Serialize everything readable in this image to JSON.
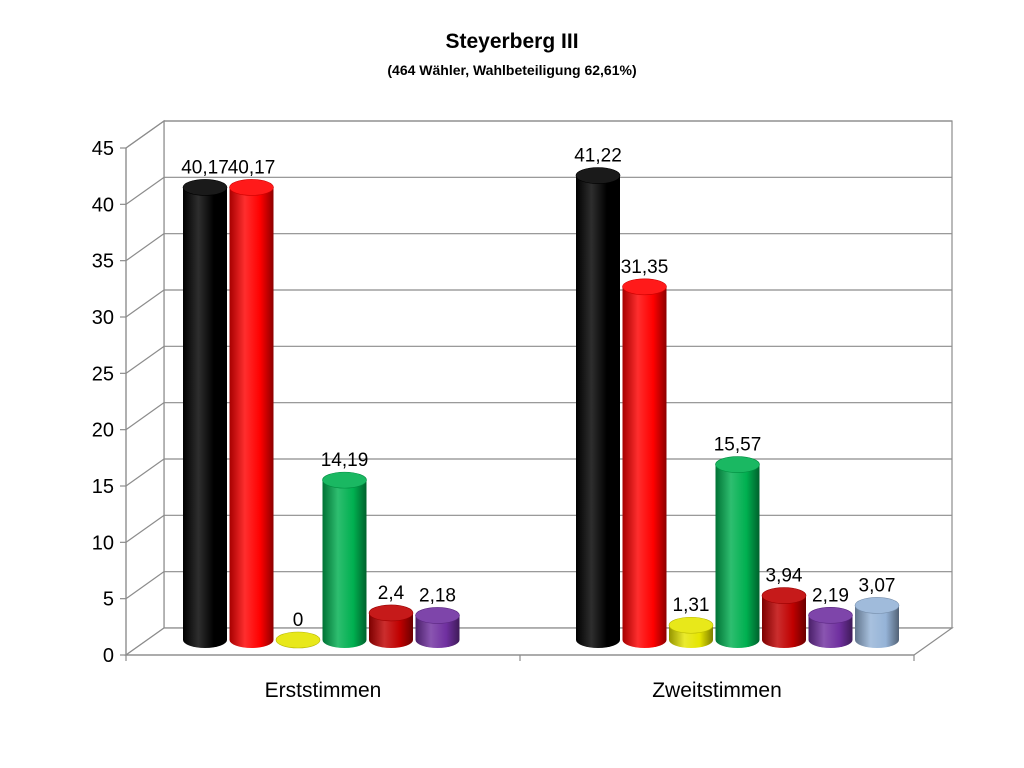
{
  "chart_data": {
    "type": "bar",
    "title": "Steyerberg III",
    "subtitle": "(464 Wähler, Wahlbeteiligung 62,61%)",
    "categories": [
      "Erststimmen",
      "Zweitstimmen"
    ],
    "ylim": [
      0,
      45
    ],
    "yticks": [
      0,
      5,
      10,
      15,
      20,
      25,
      30,
      35,
      40,
      45
    ],
    "grid": true,
    "legend": "none",
    "series": [
      {
        "color": "#000000",
        "values": [
          40.17,
          41.22
        ],
        "labels": [
          "40,17",
          "41,22"
        ]
      },
      {
        "color": "#ff0000",
        "values": [
          40.17,
          31.35
        ],
        "labels": [
          "40,17",
          "31,35"
        ]
      },
      {
        "color": "#e5e500",
        "values": [
          0,
          1.31
        ],
        "labels": [
          "0",
          "1,31"
        ]
      },
      {
        "color": "#00b050",
        "values": [
          14.19,
          15.57
        ],
        "labels": [
          "14,19",
          "15,57"
        ]
      },
      {
        "color": "#c00000",
        "values": [
          2.4,
          3.94
        ],
        "labels": [
          "2,4",
          "3,94"
        ]
      },
      {
        "color": "#7030a0",
        "values": [
          2.18,
          2.19
        ],
        "labels": [
          "2,18",
          "2,19"
        ]
      },
      {
        "color": "#95b3d7",
        "values": [
          null,
          3.07
        ],
        "labels": [
          null,
          "3,07"
        ]
      }
    ]
  }
}
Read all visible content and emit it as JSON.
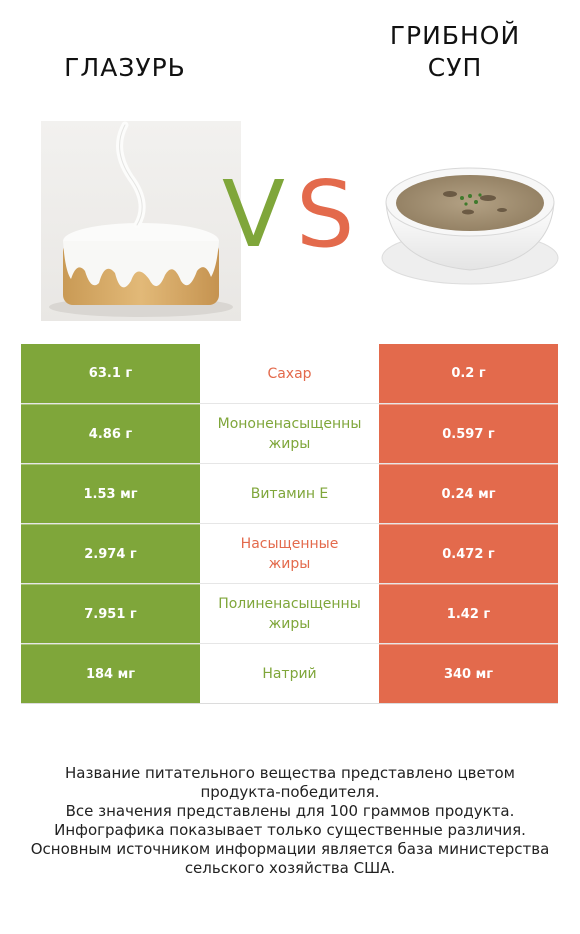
{
  "left_title": "ГЛАЗУРЬ",
  "right_title_line1": "ГРИБНОЙ",
  "right_title_line2": "СУП",
  "vs_v": "V",
  "vs_s": "S",
  "colors": {
    "left": "#7fa63a",
    "right": "#e36a4c"
  },
  "rows": [
    {
      "left": "63.1 г",
      "label_line1": "Сахар",
      "label_line2": "",
      "right": "0.2 г",
      "winner": "right"
    },
    {
      "left": "4.86 г",
      "label_line1": "Мононенасыщенны",
      "label_line2": "жиры",
      "right": "0.597 г",
      "winner": "left"
    },
    {
      "left": "1.53 мг",
      "label_line1": "Витамин E",
      "label_line2": "",
      "right": "0.24 мг",
      "winner": "left"
    },
    {
      "left": "2.974 г",
      "label_line1": "Насыщенные",
      "label_line2": "жиры",
      "right": "0.472 г",
      "winner": "right"
    },
    {
      "left": "7.951 г",
      "label_line1": "Полиненасыщенны",
      "label_line2": "жиры",
      "right": "1.42 г",
      "winner": "left"
    },
    {
      "left": "184 мг",
      "label_line1": "Натрий",
      "label_line2": "",
      "right": "340 мг",
      "winner": "left"
    }
  ],
  "footer": [
    "Название питательного вещества представлено цветом",
    "продукта-победителя.",
    "Все значения представлены для 100 граммов продукта.",
    "Инфографика показывает только существенные различия.",
    "Основным источником информации является база министерства",
    "сельского хозяйства США."
  ]
}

_Task goal_
Could you reproduce every record above exactly, leaving out the pictures?

_Solution for this exercise_
Serialize everything readable in this image to JSON.
{
  "chart_data": {
    "type": "bar",
    "title": "Steyerberg III",
    "subtitle": "(464 Wähler, Wahlbeteiligung 62,61%)",
    "categories": [
      "Erststimmen",
      "Zweitstimmen"
    ],
    "ylim": [
      0,
      45
    ],
    "yticks": [
      0,
      5,
      10,
      15,
      20,
      25,
      30,
      35,
      40,
      45
    ],
    "grid": true,
    "legend": "none",
    "series": [
      {
        "color": "#000000",
        "values": [
          40.17,
          41.22
        ],
        "labels": [
          "40,17",
          "41,22"
        ]
      },
      {
        "color": "#ff0000",
        "values": [
          40.17,
          31.35
        ],
        "labels": [
          "40,17",
          "31,35"
        ]
      },
      {
        "color": "#e5e500",
        "values": [
          0,
          1.31
        ],
        "labels": [
          "0",
          "1,31"
        ]
      },
      {
        "color": "#00b050",
        "values": [
          14.19,
          15.57
        ],
        "labels": [
          "14,19",
          "15,57"
        ]
      },
      {
        "color": "#c00000",
        "values": [
          2.4,
          3.94
        ],
        "labels": [
          "2,4",
          "3,94"
        ]
      },
      {
        "color": "#7030a0",
        "values": [
          2.18,
          2.19
        ],
        "labels": [
          "2,18",
          "2,19"
        ]
      },
      {
        "color": "#95b3d7",
        "values": [
          null,
          3.07
        ],
        "labels": [
          null,
          "3,07"
        ]
      }
    ]
  }
}
Read all visible content and emit it as JSON.
{
  "left_title": "ГЛАЗУРЬ",
  "right_title_line1": "ГРИБНОЙ",
  "right_title_line2": "СУП",
  "vs_v": "V",
  "vs_s": "S",
  "colors": {
    "left": "#7fa63a",
    "right": "#e36a4c"
  },
  "rows": [
    {
      "left": "63.1 г",
      "label_line1": "Сахар",
      "label_line2": "",
      "right": "0.2 г",
      "winner": "right"
    },
    {
      "left": "4.86 г",
      "label_line1": "Мононенасыщенны",
      "label_line2": "жиры",
      "right": "0.597 г",
      "winner": "left"
    },
    {
      "left": "1.53 мг",
      "label_line1": "Витамин E",
      "label_line2": "",
      "right": "0.24 мг",
      "winner": "left"
    },
    {
      "left": "2.974 г",
      "label_line1": "Насыщенные",
      "label_line2": "жиры",
      "right": "0.472 г",
      "winner": "right"
    },
    {
      "left": "7.951 г",
      "label_line1": "Полиненасыщенны",
      "label_line2": "жиры",
      "right": "1.42 г",
      "winner": "left"
    },
    {
      "left": "184 мг",
      "label_line1": "Натрий",
      "label_line2": "",
      "right": "340 мг",
      "winner": "left"
    }
  ],
  "footer": [
    "Название питательного вещества представлено цветом",
    "продукта-победителя.",
    "Все значения представлены для 100 граммов продукта.",
    "Инфографика показывает только существенные различия.",
    "Основным источником информации является база министерства",
    "сельского хозяйства США."
  ]
}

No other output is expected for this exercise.